Count every line that includes the string "Azure" in the entries that follow. Nothing besides the number is needed.

>> start DATA ENTRIES

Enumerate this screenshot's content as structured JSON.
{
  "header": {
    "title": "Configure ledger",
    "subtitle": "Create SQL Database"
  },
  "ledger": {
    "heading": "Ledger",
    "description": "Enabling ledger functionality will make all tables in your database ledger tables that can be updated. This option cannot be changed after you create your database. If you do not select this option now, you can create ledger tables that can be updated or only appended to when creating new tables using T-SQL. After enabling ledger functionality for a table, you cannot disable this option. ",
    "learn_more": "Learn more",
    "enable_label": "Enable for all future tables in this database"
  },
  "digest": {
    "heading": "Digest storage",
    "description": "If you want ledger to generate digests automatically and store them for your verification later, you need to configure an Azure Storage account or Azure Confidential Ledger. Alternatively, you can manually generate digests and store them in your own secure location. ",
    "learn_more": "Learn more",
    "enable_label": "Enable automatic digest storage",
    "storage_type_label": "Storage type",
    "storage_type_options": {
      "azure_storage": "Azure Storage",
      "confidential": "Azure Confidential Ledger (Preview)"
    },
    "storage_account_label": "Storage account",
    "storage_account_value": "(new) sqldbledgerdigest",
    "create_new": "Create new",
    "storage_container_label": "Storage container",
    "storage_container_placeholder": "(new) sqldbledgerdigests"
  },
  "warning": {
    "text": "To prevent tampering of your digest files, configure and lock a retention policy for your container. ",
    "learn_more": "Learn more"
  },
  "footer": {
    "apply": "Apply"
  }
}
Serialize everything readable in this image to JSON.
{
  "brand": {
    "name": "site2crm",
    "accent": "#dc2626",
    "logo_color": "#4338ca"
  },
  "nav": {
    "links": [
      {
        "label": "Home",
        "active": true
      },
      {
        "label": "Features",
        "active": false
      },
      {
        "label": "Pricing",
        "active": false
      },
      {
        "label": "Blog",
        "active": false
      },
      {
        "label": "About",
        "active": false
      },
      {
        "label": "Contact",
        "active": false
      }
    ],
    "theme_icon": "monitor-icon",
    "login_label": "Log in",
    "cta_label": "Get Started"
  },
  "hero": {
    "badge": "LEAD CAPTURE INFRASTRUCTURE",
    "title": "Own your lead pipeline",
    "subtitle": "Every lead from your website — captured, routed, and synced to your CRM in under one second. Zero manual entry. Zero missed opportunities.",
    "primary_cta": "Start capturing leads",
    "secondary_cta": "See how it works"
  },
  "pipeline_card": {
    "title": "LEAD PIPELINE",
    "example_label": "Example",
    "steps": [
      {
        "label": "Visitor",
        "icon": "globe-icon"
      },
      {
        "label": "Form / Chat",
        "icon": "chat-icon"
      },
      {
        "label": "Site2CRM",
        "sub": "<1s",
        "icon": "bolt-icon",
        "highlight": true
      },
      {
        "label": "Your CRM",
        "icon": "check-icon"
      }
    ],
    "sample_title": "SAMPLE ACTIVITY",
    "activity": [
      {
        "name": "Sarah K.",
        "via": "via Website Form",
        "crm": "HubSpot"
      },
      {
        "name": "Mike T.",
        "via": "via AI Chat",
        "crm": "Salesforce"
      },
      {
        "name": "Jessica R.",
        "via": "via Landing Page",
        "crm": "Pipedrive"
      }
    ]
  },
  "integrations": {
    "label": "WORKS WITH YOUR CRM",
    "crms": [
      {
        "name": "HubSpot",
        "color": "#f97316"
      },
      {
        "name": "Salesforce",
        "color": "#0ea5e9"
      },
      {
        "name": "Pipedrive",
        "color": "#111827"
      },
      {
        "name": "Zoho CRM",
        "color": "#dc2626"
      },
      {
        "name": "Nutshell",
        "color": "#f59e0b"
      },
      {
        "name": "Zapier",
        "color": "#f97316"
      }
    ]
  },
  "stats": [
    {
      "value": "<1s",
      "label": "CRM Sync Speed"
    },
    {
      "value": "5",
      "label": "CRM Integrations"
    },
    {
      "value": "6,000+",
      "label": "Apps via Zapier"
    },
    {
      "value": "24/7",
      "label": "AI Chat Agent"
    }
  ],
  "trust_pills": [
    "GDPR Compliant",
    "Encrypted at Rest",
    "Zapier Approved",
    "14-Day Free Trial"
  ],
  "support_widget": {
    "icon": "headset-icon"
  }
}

>> end DATA ENTRIES
>> start DATA ENTRIES

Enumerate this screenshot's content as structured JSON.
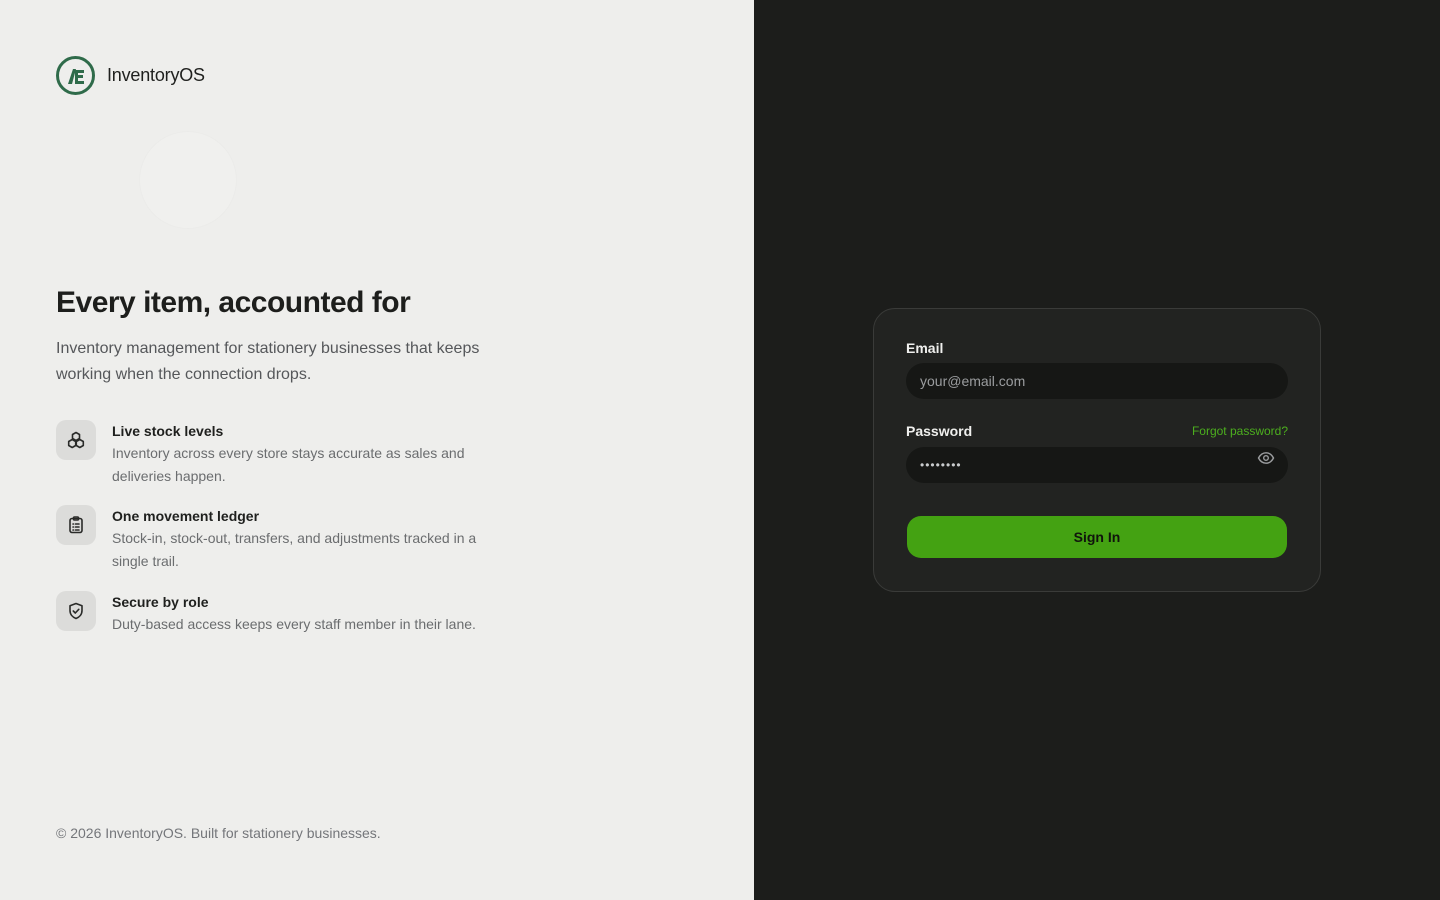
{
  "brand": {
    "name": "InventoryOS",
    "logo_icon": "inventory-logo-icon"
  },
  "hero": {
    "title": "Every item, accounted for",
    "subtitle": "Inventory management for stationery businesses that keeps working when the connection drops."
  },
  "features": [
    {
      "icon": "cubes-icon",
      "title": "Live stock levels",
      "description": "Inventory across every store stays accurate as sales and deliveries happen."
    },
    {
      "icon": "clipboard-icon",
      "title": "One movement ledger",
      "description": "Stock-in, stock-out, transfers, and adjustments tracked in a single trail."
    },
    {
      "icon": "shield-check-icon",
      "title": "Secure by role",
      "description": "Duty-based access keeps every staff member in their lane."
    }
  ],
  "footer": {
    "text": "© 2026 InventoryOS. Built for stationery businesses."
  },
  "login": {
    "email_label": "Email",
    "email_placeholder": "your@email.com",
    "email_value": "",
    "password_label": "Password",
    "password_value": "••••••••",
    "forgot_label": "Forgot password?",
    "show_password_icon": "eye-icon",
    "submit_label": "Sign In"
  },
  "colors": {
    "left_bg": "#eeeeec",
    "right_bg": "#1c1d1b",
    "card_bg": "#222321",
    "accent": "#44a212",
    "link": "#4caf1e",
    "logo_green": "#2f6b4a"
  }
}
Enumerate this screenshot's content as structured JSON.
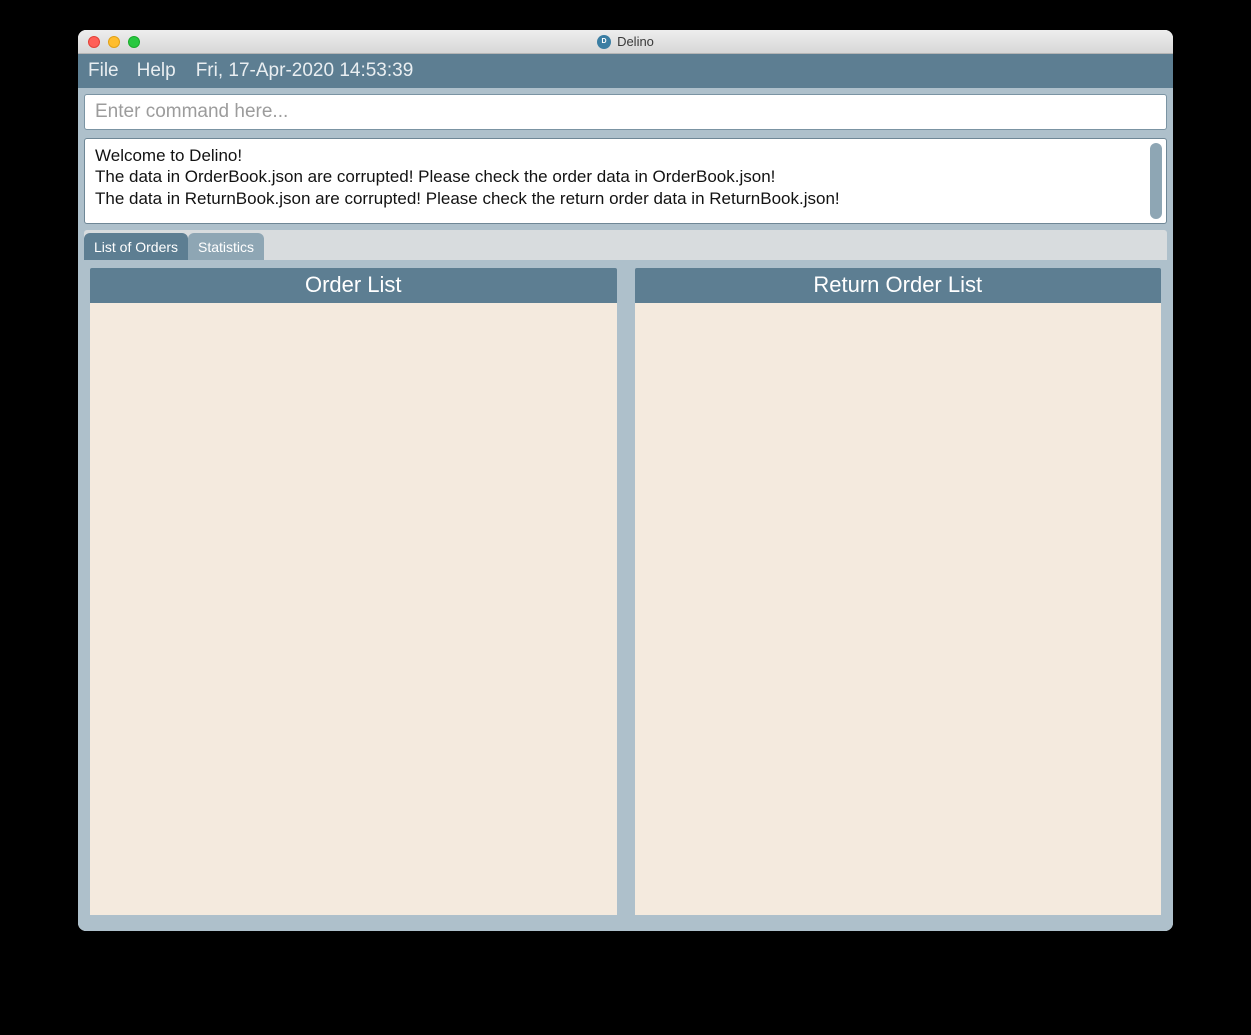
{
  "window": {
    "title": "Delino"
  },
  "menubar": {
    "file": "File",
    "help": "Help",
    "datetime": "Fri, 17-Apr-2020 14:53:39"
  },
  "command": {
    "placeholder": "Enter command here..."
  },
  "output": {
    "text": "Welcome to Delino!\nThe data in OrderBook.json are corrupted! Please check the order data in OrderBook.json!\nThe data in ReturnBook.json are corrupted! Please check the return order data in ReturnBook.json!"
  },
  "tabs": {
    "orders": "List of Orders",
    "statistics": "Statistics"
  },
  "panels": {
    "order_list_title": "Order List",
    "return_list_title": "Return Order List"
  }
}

>> end DATA ENTRIES
>> start DATA ENTRIES

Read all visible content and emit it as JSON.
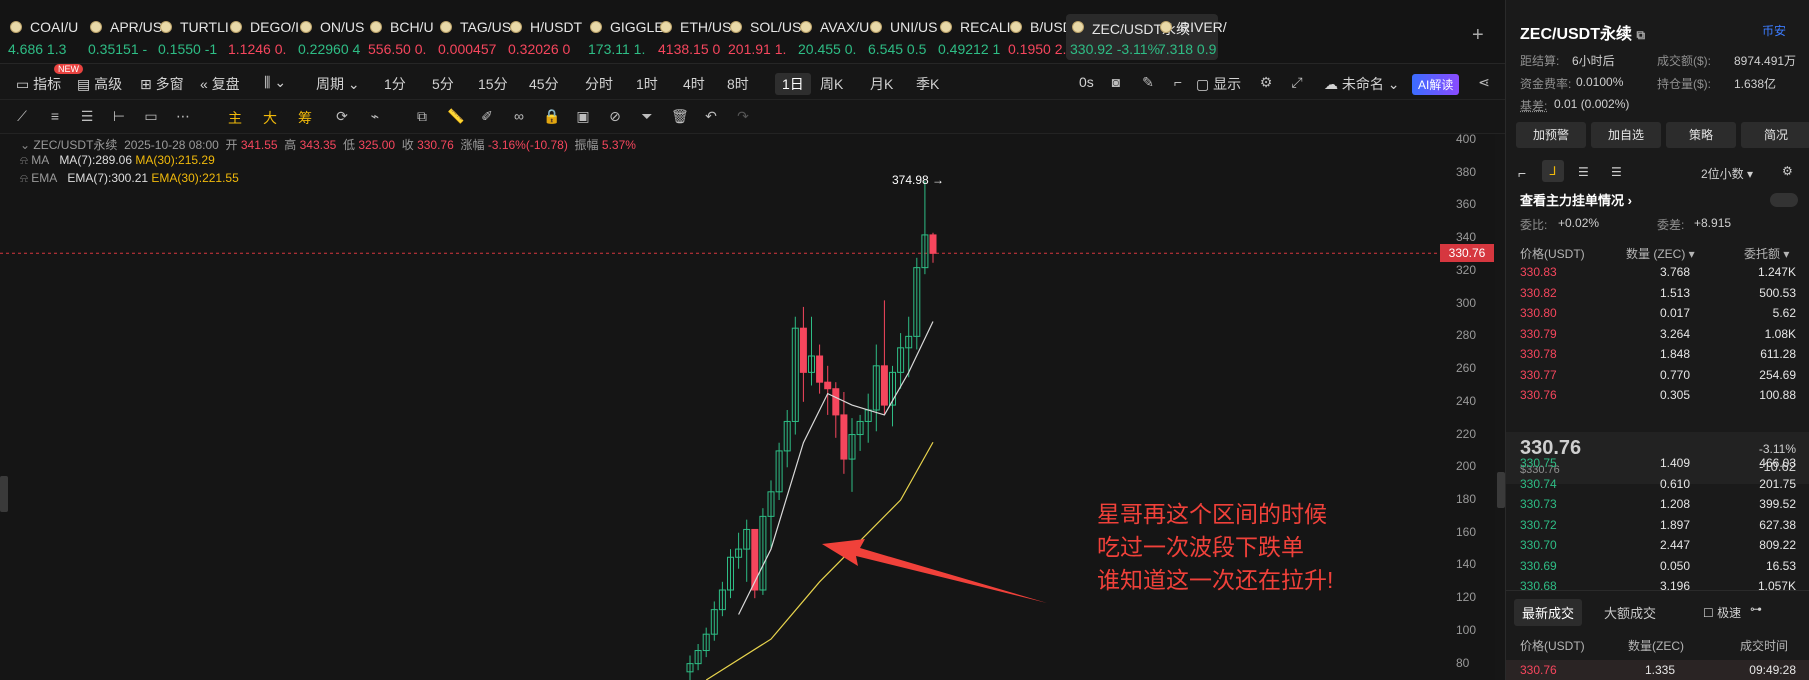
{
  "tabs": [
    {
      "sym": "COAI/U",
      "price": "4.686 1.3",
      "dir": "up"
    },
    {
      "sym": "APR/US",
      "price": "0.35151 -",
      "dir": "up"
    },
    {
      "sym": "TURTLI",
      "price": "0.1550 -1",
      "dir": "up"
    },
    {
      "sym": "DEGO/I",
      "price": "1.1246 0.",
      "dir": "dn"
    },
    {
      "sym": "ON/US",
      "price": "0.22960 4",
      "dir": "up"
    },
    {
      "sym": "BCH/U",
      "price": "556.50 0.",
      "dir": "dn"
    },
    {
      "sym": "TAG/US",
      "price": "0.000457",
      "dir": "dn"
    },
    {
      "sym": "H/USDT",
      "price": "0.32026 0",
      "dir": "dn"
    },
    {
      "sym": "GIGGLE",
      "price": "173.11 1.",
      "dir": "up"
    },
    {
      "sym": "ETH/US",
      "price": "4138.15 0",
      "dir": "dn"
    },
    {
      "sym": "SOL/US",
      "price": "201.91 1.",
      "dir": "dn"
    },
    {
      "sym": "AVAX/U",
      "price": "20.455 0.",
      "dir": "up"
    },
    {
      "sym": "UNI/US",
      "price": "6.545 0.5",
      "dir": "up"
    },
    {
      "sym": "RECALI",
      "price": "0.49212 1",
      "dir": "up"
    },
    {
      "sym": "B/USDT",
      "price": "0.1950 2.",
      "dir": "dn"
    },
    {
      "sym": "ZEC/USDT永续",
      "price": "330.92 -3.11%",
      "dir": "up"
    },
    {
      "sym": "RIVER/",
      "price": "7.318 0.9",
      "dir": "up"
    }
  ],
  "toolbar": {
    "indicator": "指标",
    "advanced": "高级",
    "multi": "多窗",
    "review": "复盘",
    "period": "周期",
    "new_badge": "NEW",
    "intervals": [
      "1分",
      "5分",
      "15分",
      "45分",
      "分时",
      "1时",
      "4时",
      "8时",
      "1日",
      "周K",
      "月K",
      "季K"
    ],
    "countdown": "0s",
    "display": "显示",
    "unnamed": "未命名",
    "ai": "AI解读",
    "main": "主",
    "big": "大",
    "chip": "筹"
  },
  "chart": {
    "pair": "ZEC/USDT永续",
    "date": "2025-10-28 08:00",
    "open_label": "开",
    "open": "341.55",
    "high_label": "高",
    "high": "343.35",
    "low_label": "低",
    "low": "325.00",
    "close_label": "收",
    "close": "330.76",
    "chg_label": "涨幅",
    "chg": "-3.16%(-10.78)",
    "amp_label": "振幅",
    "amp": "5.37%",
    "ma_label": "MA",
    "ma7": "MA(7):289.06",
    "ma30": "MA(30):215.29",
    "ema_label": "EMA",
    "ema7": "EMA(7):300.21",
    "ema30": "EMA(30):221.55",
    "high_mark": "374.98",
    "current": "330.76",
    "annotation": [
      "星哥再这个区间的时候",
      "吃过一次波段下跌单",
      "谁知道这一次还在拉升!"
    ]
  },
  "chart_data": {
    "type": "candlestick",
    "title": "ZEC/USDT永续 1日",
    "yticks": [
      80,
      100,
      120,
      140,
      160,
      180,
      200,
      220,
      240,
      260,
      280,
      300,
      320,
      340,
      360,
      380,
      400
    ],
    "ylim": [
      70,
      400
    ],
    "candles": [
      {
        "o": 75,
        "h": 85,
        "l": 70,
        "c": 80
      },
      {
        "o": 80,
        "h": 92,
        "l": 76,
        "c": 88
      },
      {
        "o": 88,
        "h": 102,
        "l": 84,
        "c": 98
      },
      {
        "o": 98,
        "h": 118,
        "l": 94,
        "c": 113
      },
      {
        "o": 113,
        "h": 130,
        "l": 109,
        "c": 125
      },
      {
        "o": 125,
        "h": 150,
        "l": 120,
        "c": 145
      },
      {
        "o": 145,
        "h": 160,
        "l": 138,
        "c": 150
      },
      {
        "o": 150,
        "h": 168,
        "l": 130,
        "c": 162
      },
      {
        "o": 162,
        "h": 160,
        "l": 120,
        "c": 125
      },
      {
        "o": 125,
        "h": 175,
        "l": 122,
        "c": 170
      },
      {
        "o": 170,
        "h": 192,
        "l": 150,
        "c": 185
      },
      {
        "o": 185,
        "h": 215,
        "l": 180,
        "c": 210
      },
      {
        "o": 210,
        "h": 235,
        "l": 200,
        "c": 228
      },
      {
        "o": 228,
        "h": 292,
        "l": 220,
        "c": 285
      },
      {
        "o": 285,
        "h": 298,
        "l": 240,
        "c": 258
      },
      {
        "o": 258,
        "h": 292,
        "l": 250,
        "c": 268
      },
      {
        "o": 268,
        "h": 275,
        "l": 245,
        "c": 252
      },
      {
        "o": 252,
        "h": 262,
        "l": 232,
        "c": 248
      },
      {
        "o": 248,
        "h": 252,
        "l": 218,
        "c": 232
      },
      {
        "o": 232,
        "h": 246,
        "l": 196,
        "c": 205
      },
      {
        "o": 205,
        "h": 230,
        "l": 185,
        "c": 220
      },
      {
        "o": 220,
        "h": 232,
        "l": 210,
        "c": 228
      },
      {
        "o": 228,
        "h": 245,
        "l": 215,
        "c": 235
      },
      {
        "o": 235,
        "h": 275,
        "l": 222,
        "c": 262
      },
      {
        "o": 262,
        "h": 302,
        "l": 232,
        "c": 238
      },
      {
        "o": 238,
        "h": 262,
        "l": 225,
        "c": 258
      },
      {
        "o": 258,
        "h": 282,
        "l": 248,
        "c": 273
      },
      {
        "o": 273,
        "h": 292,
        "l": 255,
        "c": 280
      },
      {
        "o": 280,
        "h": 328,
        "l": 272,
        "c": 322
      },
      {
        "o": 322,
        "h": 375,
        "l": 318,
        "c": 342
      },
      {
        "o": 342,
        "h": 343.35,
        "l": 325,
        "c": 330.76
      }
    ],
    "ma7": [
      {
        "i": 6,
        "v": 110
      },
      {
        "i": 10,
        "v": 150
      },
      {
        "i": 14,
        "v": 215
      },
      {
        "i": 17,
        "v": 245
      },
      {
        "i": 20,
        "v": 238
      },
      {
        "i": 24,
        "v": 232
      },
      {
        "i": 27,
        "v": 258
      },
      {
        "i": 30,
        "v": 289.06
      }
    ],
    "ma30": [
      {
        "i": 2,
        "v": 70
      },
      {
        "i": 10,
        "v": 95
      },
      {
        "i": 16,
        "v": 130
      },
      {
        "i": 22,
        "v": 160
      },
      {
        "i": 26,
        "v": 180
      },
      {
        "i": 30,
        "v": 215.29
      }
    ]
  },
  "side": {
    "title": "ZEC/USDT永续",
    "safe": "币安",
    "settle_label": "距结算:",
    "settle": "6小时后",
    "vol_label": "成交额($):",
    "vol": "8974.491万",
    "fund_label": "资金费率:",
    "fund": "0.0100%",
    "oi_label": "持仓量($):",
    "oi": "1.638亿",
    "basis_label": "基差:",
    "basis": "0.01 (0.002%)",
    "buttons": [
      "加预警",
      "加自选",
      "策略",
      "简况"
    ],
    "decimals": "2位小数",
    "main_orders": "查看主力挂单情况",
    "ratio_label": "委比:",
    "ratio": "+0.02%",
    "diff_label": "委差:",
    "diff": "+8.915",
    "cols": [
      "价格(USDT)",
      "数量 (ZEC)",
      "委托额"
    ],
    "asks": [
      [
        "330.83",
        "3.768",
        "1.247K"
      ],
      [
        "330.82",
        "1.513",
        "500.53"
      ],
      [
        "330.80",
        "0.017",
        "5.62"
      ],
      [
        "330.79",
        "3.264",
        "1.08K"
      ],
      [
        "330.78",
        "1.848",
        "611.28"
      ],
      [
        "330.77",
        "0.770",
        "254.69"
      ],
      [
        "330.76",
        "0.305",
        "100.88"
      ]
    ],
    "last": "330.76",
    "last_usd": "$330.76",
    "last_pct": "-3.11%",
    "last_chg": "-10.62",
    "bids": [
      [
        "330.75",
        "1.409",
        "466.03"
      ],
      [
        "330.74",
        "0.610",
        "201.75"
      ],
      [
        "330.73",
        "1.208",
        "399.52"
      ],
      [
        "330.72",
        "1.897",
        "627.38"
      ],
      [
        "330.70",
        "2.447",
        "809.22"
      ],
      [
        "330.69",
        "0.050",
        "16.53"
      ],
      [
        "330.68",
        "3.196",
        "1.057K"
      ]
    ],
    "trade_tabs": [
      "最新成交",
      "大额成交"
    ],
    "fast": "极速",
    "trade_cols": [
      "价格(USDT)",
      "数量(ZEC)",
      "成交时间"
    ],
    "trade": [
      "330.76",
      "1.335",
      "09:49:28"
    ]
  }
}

>> end DATA ENTRIES

§ FULL ANSWER: 3